* Do this
All material below is to be reproduced exactly.

* Data entries
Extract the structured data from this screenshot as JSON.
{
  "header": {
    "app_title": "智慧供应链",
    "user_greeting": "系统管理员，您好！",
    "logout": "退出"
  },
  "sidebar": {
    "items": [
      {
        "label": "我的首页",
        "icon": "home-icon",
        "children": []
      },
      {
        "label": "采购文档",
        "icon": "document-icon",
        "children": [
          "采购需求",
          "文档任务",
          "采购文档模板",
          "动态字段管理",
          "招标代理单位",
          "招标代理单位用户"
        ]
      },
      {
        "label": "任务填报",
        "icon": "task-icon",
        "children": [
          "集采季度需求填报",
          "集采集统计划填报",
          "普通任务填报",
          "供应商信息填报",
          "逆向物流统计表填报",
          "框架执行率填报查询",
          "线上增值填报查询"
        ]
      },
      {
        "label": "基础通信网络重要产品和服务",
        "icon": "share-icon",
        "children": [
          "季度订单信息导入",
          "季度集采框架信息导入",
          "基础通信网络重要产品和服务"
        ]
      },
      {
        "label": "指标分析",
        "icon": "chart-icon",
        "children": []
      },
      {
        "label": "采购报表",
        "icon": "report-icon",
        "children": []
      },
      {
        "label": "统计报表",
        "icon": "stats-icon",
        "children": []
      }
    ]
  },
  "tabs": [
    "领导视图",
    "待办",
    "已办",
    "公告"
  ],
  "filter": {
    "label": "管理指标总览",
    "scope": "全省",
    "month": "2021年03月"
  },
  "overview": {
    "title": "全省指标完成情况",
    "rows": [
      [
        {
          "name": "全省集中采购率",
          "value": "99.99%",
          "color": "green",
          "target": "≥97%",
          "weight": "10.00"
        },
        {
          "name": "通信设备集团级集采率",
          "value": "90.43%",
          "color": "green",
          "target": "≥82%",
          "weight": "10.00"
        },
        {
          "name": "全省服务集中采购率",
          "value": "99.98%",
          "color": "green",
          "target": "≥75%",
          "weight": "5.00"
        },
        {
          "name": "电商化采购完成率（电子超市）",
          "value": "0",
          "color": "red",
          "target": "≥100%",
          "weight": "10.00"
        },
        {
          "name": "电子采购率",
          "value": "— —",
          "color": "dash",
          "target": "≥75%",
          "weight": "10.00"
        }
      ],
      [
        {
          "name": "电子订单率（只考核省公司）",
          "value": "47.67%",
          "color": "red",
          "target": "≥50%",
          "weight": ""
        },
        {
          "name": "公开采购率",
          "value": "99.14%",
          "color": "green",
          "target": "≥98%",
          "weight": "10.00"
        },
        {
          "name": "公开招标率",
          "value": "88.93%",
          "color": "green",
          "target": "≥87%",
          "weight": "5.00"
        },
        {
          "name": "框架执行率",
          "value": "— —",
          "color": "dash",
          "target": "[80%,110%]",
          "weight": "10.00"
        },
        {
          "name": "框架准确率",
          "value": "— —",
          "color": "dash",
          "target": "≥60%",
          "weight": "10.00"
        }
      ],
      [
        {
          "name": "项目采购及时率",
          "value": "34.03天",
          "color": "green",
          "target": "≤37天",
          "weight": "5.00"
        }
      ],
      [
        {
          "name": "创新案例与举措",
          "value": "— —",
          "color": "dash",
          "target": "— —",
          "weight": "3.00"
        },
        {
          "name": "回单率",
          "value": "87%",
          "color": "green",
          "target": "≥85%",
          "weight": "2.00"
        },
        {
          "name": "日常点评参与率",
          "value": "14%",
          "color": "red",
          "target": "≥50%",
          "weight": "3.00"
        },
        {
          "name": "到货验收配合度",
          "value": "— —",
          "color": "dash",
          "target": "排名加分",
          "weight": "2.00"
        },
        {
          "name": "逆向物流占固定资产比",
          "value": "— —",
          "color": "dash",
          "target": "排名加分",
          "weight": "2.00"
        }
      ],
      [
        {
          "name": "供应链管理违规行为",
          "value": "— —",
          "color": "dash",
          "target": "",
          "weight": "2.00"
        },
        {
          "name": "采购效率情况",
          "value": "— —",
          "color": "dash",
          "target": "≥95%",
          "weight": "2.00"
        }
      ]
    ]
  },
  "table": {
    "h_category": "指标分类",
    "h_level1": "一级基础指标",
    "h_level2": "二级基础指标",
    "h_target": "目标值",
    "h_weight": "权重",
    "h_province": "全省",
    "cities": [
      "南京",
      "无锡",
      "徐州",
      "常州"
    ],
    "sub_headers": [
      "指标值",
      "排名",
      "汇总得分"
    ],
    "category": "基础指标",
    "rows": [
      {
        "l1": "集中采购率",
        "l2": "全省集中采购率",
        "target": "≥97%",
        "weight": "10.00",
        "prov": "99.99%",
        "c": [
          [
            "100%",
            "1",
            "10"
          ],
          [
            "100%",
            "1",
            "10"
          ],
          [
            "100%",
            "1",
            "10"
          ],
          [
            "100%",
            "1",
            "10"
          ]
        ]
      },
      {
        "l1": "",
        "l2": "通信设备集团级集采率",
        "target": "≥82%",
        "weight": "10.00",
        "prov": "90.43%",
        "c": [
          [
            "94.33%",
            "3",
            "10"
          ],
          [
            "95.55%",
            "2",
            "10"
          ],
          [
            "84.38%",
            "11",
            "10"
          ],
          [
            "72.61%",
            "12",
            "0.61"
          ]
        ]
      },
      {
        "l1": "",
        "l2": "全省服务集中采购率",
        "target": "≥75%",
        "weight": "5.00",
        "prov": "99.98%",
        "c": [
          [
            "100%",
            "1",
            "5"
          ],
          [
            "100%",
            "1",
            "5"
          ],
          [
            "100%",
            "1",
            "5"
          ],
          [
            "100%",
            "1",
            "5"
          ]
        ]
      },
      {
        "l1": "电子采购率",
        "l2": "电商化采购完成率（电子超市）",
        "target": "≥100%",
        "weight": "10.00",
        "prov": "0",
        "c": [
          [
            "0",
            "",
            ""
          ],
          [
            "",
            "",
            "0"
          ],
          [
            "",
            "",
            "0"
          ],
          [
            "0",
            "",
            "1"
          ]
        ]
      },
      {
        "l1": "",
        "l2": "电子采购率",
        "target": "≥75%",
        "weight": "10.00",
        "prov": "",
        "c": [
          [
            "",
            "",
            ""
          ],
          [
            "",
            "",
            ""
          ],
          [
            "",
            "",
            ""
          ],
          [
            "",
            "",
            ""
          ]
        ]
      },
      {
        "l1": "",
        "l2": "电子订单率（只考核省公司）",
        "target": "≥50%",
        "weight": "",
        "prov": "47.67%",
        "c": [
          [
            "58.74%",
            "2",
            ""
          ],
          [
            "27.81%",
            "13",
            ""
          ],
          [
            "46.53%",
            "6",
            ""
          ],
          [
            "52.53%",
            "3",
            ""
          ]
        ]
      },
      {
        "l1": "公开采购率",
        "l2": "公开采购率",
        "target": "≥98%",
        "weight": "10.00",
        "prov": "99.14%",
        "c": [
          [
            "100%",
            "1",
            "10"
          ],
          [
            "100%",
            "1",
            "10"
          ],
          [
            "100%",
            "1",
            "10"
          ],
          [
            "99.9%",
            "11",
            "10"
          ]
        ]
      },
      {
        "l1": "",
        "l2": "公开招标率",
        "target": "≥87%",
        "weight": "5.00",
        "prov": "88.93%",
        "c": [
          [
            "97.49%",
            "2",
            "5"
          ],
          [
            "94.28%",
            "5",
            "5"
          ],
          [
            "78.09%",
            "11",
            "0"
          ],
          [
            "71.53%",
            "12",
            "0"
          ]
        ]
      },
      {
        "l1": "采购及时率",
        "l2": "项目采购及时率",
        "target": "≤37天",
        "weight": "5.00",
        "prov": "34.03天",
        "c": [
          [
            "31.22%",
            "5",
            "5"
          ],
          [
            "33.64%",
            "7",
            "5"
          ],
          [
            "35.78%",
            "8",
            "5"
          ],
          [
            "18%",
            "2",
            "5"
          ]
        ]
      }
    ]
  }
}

* Result of this exercise
Extract the structured data from this screenshot as JSON.
{
  "header": {
    "app_title": "智慧供应链",
    "user_greeting": "系统管理员，您好！",
    "logout": "退出"
  },
  "sidebar": {
    "items": [
      {
        "label": "我的首页",
        "icon": "home-icon",
        "children": []
      },
      {
        "label": "采购文档",
        "icon": "document-icon",
        "children": [
          "采购需求",
          "文档任务",
          "采购文档模板",
          "动态字段管理",
          "招标代理单位",
          "招标代理单位用户"
        ]
      },
      {
        "label": "任务填报",
        "icon": "task-icon",
        "children": [
          "集采季度需求填报",
          "集采集统计划填报",
          "普通任务填报",
          "供应商信息填报",
          "逆向物流统计表填报",
          "框架执行率填报查询",
          "线上增值填报查询"
        ]
      },
      {
        "label": "基础通信网络重要产品和服务",
        "icon": "share-icon",
        "children": [
          "季度订单信息导入",
          "季度集采框架信息导入",
          "基础通信网络重要产品和服务"
        ]
      },
      {
        "label": "指标分析",
        "icon": "chart-icon",
        "children": []
      },
      {
        "label": "采购报表",
        "icon": "report-icon",
        "children": []
      },
      {
        "label": "统计报表",
        "icon": "stats-icon",
        "children": []
      }
    ]
  },
  "tabs": [
    "领导视图",
    "待办",
    "已办",
    "公告"
  ],
  "filter": {
    "label": "管理指标总览",
    "scope": "全省",
    "month": "2021年03月"
  },
  "overview": {
    "title": "全省指标完成情况",
    "rows": [
      [
        {
          "name": "全省集中采购率",
          "value": "99.99%",
          "color": "green",
          "target": "≥97%",
          "weight": "10.00"
        },
        {
          "name": "通信设备集团级集采率",
          "value": "90.43%",
          "color": "green",
          "target": "≥82%",
          "weight": "10.00"
        },
        {
          "name": "全省服务集中采购率",
          "value": "99.98%",
          "color": "green",
          "target": "≥75%",
          "weight": "5.00"
        },
        {
          "name": "电商化采购完成率（电子超市）",
          "value": "0",
          "color": "red",
          "target": "≥100%",
          "weight": "10.00"
        },
        {
          "name": "电子采购率",
          "value": "— —",
          "color": "dash",
          "target": "≥75%",
          "weight": "10.00"
        }
      ],
      [
        {
          "name": "电子订单率（只考核省公司）",
          "value": "47.67%",
          "color": "red",
          "target": "≥50%",
          "weight": ""
        },
        {
          "name": "公开采购率",
          "value": "99.14%",
          "color": "green",
          "target": "≥98%",
          "weight": "10.00"
        },
        {
          "name": "公开招标率",
          "value": "88.93%",
          "color": "green",
          "target": "≥87%",
          "weight": "5.00"
        },
        {
          "name": "框架执行率",
          "value": "— —",
          "color": "dash",
          "target": "[80%,110%]",
          "weight": "10.00"
        },
        {
          "name": "框架准确率",
          "value": "— —",
          "color": "dash",
          "target": "≥60%",
          "weight": "10.00"
        }
      ],
      [
        {
          "name": "项目采购及时率",
          "value": "34.03天",
          "color": "green",
          "target": "≤37天",
          "weight": "5.00"
        }
      ],
      [
        {
          "name": "创新案例与举措",
          "value": "— —",
          "color": "dash",
          "target": "— —",
          "weight": "3.00"
        },
        {
          "name": "回单率",
          "value": "87%",
          "color": "green",
          "target": "≥85%",
          "weight": "2.00"
        },
        {
          "name": "日常点评参与率",
          "value": "14%",
          "color": "red",
          "target": "≥50%",
          "weight": "3.00"
        },
        {
          "name": "到货验收配合度",
          "value": "— —",
          "color": "dash",
          "target": "排名加分",
          "weight": "2.00"
        },
        {
          "name": "逆向物流占固定资产比",
          "value": "— —",
          "color": "dash",
          "target": "排名加分",
          "weight": "2.00"
        }
      ],
      [
        {
          "name": "供应链管理违规行为",
          "value": "— —",
          "color": "dash",
          "target": "",
          "weight": "2.00"
        },
        {
          "name": "采购效率情况",
          "value": "— —",
          "color": "dash",
          "target": "≥95%",
          "weight": "2.00"
        }
      ]
    ]
  },
  "table": {
    "h_category": "指标分类",
    "h_level1": "一级基础指标",
    "h_level2": "二级基础指标",
    "h_target": "目标值",
    "h_weight": "权重",
    "h_province": "全省",
    "cities": [
      "南京",
      "无锡",
      "徐州",
      "常州"
    ],
    "sub_headers": [
      "指标值",
      "排名",
      "汇总得分"
    ],
    "category": "基础指标",
    "rows": [
      {
        "l1": "集中采购率",
        "l2": "全省集中采购率",
        "target": "≥97%",
        "weight": "10.00",
        "prov": "99.99%",
        "c": [
          [
            "100%",
            "1",
            "10"
          ],
          [
            "100%",
            "1",
            "10"
          ],
          [
            "100%",
            "1",
            "10"
          ],
          [
            "100%",
            "1",
            "10"
          ]
        ]
      },
      {
        "l1": "",
        "l2": "通信设备集团级集采率",
        "target": "≥82%",
        "weight": "10.00",
        "prov": "90.43%",
        "c": [
          [
            "94.33%",
            "3",
            "10"
          ],
          [
            "95.55%",
            "2",
            "10"
          ],
          [
            "84.38%",
            "11",
            "10"
          ],
          [
            "72.61%",
            "12",
            "0.61"
          ]
        ]
      },
      {
        "l1": "",
        "l2": "全省服务集中采购率",
        "target": "≥75%",
        "weight": "5.00",
        "prov": "99.98%",
        "c": [
          [
            "100%",
            "1",
            "5"
          ],
          [
            "100%",
            "1",
            "5"
          ],
          [
            "100%",
            "1",
            "5"
          ],
          [
            "100%",
            "1",
            "5"
          ]
        ]
      },
      {
        "l1": "电子采购率",
        "l2": "电商化采购完成率（电子超市）",
        "target": "≥100%",
        "weight": "10.00",
        "prov": "0",
        "c": [
          [
            "0",
            "",
            ""
          ],
          [
            "",
            "",
            "0"
          ],
          [
            "",
            "",
            "0"
          ],
          [
            "0",
            "",
            "1"
          ]
        ]
      },
      {
        "l1": "",
        "l2": "电子采购率",
        "target": "≥75%",
        "weight": "10.00",
        "prov": "",
        "c": [
          [
            "",
            "",
            ""
          ],
          [
            "",
            "",
            ""
          ],
          [
            "",
            "",
            ""
          ],
          [
            "",
            "",
            ""
          ]
        ]
      },
      {
        "l1": "",
        "l2": "电子订单率（只考核省公司）",
        "target": "≥50%",
        "weight": "",
        "prov": "47.67%",
        "c": [
          [
            "58.74%",
            "2",
            ""
          ],
          [
            "27.81%",
            "13",
            ""
          ],
          [
            "46.53%",
            "6",
            ""
          ],
          [
            "52.53%",
            "3",
            ""
          ]
        ]
      },
      {
        "l1": "公开采购率",
        "l2": "公开采购率",
        "target": "≥98%",
        "weight": "10.00",
        "prov": "99.14%",
        "c": [
          [
            "100%",
            "1",
            "10"
          ],
          [
            "100%",
            "1",
            "10"
          ],
          [
            "100%",
            "1",
            "10"
          ],
          [
            "99.9%",
            "11",
            "10"
          ]
        ]
      },
      {
        "l1": "",
        "l2": "公开招标率",
        "target": "≥87%",
        "weight": "5.00",
        "prov": "88.93%",
        "c": [
          [
            "97.49%",
            "2",
            "5"
          ],
          [
            "94.28%",
            "5",
            "5"
          ],
          [
            "78.09%",
            "11",
            "0"
          ],
          [
            "71.53%",
            "12",
            "0"
          ]
        ]
      },
      {
        "l1": "采购及时率",
        "l2": "项目采购及时率",
        "target": "≤37天",
        "weight": "5.00",
        "prov": "34.03天",
        "c": [
          [
            "31.22%",
            "5",
            "5"
          ],
          [
            "33.64%",
            "7",
            "5"
          ],
          [
            "35.78%",
            "8",
            "5"
          ],
          [
            "18%",
            "2",
            "5"
          ]
        ]
      }
    ]
  }
}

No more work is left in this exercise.